• **Task to carry out**:
What lines of the data include the string "circle"? Copy them all.

• **Data for processing**:

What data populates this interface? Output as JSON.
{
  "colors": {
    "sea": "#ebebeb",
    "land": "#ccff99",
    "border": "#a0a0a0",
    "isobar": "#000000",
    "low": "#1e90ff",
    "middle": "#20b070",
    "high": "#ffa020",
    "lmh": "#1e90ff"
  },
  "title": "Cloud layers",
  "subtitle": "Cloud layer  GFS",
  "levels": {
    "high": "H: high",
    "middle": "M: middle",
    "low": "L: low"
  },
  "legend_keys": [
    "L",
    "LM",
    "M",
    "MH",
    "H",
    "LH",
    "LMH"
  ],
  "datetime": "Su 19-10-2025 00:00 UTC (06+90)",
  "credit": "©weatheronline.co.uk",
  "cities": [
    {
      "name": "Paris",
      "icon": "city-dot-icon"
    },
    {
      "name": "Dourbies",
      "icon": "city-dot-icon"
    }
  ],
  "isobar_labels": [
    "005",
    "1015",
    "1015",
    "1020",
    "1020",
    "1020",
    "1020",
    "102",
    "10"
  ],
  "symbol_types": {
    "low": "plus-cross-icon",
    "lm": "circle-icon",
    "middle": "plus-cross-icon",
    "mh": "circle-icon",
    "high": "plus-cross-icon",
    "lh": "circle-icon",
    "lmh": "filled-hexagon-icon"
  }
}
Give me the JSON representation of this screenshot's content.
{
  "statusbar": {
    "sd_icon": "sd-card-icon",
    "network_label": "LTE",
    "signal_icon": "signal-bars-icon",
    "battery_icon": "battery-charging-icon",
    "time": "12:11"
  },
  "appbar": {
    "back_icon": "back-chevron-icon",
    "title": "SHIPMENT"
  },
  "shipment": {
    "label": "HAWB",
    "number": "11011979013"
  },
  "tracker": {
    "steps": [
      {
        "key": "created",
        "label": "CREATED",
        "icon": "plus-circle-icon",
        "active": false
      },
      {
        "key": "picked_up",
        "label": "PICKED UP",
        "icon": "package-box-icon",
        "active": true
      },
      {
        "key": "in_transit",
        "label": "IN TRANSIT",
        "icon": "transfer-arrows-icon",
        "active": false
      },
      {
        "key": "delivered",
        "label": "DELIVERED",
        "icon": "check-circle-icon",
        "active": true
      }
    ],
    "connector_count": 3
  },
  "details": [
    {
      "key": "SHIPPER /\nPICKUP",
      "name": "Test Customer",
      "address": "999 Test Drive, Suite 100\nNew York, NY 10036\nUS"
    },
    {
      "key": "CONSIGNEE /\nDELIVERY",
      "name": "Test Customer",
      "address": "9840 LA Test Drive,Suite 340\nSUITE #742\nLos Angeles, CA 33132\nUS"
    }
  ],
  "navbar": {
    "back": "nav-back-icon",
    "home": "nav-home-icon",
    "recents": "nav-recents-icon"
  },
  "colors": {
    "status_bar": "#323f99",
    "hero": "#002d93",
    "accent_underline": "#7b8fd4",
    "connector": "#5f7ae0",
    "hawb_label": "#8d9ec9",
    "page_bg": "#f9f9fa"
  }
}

• **Right answer**:
    "lm": "circle-icon",
    "mh": "circle-icon",
    "lh": "circle-icon",
        "icon": "plus-circle-icon",
        "icon": "check-circle-icon",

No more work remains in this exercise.